• **SET EXERCISE**
Below are records. Copy every line with "name" in it.
+++ DATA ROWS +++
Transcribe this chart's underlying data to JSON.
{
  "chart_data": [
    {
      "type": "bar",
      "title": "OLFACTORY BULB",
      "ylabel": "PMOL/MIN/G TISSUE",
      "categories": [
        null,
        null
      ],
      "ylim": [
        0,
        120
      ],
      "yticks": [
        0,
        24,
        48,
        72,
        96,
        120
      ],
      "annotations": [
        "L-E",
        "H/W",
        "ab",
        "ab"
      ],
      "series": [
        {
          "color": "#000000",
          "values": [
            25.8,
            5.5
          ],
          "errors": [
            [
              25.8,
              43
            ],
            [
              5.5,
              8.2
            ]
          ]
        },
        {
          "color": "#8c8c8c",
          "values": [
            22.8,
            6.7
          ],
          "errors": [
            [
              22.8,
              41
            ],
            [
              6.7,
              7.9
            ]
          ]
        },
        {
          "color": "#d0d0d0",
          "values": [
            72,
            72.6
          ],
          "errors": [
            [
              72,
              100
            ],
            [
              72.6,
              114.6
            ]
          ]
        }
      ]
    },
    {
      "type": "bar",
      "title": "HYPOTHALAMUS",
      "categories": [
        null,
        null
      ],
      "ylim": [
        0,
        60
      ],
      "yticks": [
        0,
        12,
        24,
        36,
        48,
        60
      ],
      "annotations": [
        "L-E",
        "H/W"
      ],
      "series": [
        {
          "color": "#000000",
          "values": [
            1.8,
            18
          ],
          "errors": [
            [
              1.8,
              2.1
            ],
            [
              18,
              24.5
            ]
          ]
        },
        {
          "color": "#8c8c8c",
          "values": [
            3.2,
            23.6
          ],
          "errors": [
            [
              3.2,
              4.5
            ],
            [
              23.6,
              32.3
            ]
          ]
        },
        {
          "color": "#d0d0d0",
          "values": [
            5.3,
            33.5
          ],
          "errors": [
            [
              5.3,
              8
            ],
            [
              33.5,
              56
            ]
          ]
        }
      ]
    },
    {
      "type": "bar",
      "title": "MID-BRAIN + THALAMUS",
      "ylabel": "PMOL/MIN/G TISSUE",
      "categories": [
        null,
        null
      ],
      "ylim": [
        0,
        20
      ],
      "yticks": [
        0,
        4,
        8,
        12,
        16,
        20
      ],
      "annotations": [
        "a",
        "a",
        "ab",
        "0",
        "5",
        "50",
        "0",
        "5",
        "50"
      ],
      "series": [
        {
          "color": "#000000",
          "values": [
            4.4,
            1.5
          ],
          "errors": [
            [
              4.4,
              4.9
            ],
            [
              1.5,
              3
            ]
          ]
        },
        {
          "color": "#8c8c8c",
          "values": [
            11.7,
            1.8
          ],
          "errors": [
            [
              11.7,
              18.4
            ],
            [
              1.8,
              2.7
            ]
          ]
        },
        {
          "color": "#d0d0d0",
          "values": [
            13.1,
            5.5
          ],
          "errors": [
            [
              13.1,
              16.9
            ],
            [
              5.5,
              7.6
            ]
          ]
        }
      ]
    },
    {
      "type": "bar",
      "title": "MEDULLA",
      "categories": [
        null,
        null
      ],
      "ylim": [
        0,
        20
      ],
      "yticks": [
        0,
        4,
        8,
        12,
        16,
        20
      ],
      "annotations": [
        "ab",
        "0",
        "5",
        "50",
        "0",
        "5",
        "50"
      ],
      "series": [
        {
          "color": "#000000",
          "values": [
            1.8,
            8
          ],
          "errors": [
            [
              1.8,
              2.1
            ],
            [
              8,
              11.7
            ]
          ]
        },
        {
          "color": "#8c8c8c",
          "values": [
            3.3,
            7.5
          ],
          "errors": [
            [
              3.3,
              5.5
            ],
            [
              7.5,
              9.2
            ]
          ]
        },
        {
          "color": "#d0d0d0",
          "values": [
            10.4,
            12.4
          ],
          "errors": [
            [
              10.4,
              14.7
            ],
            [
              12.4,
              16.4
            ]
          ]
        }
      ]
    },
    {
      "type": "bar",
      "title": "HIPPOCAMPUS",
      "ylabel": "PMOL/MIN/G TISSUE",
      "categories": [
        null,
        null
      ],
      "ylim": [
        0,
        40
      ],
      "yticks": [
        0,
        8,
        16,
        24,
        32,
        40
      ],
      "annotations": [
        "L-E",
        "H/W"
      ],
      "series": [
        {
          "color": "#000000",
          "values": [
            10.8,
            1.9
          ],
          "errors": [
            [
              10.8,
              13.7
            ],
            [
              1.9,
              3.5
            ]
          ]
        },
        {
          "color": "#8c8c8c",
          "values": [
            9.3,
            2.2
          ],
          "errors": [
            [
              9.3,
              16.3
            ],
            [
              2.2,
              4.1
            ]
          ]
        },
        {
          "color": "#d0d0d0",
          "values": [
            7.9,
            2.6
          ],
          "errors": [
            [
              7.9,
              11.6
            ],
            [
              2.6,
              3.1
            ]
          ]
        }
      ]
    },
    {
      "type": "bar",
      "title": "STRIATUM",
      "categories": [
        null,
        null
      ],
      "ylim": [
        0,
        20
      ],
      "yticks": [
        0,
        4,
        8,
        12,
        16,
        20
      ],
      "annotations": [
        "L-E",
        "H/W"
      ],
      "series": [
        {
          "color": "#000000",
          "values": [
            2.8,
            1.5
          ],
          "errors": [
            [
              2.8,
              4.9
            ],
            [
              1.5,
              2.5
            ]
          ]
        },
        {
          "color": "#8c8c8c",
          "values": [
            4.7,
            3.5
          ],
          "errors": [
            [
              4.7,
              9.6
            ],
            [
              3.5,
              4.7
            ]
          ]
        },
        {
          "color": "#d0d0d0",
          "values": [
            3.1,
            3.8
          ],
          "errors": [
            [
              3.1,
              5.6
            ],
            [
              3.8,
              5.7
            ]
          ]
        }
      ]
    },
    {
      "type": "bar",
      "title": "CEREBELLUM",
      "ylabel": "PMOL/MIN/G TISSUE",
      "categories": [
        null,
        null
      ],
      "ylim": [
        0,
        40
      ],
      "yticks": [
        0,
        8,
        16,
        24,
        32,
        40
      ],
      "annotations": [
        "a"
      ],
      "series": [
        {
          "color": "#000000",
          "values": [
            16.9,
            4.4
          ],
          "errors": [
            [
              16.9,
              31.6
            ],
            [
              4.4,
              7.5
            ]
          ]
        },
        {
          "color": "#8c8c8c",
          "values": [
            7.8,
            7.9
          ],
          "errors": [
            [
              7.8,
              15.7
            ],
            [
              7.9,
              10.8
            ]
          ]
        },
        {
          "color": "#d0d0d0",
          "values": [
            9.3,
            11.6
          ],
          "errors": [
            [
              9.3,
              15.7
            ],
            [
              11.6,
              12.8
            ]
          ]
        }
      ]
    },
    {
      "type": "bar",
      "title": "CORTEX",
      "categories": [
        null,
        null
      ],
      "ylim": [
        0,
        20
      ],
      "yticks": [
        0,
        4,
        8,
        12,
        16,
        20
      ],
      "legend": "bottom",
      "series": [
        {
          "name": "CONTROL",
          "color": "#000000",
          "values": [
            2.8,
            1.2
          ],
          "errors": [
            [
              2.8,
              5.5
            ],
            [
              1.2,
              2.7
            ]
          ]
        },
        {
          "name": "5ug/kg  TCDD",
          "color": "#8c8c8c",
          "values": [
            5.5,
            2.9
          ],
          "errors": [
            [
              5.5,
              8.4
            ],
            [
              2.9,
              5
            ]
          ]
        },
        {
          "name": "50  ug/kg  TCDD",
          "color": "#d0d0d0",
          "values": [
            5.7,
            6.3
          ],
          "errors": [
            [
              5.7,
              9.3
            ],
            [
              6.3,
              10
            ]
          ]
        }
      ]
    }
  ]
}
+++
+++ DATA ROWS +++
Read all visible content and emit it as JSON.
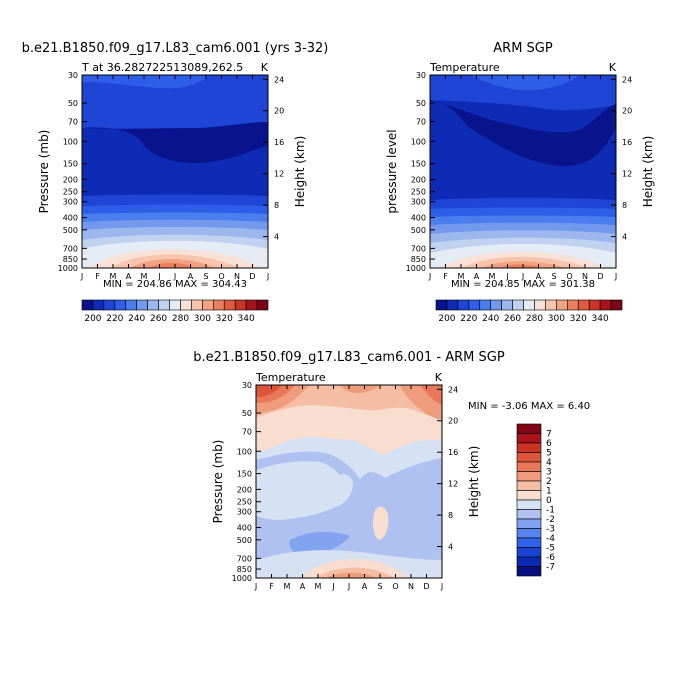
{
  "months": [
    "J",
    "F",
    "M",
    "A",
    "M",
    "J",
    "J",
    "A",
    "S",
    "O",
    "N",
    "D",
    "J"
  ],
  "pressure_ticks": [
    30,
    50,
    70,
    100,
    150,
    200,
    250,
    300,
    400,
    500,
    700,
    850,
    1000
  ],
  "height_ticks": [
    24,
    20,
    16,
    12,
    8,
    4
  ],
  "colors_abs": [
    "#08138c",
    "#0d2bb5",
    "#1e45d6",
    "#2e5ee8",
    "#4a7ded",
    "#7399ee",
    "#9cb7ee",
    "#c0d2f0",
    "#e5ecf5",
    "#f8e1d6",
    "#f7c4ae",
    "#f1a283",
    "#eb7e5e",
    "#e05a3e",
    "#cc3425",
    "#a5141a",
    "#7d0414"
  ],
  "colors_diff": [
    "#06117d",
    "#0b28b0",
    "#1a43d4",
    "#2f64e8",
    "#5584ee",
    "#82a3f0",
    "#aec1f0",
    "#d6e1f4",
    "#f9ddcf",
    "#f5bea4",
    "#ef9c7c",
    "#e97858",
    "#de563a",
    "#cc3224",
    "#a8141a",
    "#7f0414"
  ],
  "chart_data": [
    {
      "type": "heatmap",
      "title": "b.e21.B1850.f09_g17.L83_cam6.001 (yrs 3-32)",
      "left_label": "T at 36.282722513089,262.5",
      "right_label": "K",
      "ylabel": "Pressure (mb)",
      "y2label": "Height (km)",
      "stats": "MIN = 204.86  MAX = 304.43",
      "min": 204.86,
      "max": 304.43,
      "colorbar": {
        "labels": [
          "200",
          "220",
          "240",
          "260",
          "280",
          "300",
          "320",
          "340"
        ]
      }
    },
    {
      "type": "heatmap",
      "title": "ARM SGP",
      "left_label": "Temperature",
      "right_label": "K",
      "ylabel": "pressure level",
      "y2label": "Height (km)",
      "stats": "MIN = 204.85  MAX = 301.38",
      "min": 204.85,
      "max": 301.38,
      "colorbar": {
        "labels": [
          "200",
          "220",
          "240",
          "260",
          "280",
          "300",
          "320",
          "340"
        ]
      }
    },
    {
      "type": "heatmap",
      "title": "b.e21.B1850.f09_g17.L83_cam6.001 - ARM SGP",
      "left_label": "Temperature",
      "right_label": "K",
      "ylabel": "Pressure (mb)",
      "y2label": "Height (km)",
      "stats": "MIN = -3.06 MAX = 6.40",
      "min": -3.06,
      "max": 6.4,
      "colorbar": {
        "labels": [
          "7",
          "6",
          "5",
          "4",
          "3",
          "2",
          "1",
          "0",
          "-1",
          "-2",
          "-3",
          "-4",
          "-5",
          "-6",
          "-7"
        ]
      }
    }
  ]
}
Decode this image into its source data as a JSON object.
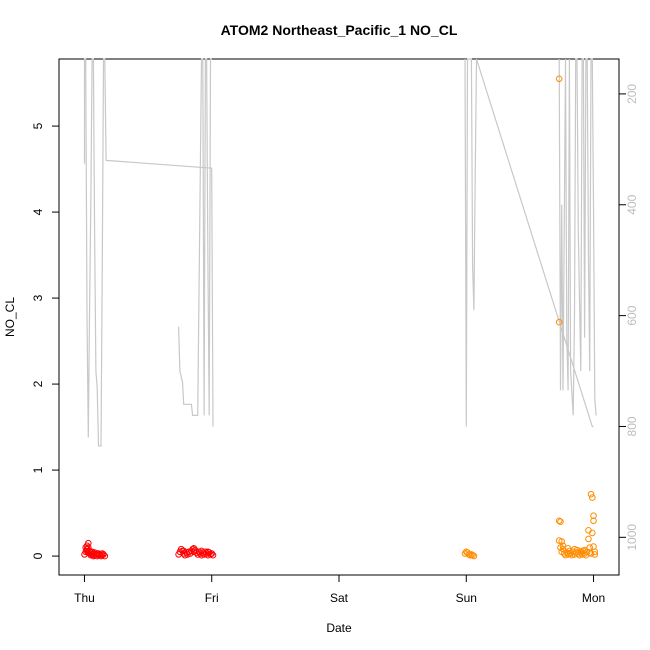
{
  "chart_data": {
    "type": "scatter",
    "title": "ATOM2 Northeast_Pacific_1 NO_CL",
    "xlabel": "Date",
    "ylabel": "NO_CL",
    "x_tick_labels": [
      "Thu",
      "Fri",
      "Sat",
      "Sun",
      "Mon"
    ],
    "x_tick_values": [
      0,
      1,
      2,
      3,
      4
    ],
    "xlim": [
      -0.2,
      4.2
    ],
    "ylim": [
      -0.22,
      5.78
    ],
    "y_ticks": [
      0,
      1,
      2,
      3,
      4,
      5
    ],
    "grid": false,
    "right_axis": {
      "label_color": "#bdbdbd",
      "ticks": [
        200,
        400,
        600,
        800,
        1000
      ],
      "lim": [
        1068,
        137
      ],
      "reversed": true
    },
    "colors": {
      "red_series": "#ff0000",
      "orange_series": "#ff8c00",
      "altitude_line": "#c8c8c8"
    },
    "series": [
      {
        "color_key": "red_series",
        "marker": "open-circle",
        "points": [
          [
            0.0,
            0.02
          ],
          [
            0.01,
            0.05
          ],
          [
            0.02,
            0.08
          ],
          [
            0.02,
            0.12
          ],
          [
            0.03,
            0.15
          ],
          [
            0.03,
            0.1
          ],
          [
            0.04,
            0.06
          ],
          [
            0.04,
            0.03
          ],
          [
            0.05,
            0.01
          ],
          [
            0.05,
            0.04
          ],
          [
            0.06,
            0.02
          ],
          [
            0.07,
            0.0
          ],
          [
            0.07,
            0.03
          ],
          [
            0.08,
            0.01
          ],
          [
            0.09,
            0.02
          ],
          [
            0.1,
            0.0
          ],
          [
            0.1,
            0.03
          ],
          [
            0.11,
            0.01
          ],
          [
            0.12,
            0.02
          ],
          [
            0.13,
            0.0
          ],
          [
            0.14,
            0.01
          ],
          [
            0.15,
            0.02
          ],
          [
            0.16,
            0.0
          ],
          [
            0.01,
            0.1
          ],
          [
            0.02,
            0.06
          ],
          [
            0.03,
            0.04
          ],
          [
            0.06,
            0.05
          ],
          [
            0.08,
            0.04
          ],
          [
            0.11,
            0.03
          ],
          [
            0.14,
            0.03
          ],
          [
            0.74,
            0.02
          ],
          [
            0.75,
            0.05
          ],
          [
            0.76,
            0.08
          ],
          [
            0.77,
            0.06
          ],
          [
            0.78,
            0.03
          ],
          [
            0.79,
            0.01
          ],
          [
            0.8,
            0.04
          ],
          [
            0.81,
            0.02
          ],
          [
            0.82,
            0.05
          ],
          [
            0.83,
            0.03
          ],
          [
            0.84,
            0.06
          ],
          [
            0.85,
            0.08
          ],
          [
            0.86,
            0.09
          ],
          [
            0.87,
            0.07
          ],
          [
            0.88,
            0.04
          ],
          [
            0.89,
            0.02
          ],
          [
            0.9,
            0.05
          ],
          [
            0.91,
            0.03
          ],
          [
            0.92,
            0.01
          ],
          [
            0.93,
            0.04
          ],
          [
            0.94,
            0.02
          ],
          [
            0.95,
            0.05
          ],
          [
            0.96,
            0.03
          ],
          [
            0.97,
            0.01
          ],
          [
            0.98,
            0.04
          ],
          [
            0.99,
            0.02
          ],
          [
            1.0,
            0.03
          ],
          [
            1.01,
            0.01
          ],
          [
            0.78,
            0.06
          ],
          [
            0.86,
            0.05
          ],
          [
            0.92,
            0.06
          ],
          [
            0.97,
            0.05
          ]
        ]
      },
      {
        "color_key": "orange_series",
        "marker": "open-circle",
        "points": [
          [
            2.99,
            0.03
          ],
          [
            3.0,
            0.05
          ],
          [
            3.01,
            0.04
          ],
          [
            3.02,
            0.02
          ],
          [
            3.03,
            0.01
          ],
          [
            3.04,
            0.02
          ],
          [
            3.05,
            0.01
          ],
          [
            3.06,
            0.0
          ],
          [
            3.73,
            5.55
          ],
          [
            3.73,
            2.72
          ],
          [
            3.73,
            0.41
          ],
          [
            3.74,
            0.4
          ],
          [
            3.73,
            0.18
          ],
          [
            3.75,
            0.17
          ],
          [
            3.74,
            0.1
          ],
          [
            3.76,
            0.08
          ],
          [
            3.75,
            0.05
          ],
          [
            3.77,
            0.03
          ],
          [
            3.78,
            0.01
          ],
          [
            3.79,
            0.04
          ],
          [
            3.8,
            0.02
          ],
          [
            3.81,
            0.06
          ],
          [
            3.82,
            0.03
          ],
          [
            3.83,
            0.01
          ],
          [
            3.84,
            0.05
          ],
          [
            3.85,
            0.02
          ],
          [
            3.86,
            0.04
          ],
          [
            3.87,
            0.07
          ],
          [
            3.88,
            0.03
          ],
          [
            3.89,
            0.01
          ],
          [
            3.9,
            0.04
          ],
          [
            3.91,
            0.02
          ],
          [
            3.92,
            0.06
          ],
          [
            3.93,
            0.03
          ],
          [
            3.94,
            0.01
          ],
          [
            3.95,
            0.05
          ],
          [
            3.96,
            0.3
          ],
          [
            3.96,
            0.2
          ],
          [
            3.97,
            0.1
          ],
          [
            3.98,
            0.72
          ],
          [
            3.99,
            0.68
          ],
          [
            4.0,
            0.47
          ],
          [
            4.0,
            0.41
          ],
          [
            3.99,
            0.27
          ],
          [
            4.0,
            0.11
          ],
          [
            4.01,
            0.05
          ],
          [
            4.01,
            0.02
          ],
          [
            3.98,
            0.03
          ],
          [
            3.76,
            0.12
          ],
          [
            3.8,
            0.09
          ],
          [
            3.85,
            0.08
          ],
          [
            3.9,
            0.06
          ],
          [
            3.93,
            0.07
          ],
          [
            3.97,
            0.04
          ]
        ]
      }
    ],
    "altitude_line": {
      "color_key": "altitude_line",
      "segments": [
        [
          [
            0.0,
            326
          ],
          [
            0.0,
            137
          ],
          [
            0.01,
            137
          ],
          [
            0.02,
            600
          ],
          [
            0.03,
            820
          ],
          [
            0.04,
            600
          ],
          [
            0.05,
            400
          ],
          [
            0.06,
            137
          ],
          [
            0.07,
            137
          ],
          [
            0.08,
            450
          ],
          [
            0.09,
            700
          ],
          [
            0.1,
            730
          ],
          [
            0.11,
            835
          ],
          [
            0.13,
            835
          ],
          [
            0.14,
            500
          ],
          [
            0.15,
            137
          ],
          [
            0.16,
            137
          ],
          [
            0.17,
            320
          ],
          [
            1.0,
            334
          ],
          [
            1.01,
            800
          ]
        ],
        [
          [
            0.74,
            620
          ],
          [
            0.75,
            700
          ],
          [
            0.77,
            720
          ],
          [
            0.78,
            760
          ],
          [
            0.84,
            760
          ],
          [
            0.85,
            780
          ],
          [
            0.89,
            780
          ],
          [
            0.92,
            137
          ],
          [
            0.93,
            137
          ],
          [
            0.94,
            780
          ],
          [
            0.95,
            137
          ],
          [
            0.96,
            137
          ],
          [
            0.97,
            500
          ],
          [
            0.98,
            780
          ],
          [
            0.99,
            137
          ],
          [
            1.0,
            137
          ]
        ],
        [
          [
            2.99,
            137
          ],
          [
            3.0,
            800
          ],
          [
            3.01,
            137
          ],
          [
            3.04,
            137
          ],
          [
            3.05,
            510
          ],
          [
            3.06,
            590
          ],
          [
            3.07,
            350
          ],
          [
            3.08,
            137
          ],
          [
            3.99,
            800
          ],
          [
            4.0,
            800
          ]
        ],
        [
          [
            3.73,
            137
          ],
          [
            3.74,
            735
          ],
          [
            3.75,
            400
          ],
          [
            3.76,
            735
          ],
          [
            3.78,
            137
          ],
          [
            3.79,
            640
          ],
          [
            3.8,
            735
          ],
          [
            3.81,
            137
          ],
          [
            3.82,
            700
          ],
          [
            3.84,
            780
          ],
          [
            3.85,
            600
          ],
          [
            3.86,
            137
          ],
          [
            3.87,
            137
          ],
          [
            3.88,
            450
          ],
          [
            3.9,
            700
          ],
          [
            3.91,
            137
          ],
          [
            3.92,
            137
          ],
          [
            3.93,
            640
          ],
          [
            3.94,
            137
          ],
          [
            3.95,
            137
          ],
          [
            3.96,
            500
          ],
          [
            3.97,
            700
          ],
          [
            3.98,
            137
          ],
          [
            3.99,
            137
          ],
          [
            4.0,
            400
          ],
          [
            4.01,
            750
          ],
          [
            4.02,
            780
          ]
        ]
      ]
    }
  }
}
+++
• **ANSWER TO THIS PROBLEM**
          "name": "CONTROL",
          "name": "5ug/kg  TCDD",
          "name": "50  ug/kg  TCDD",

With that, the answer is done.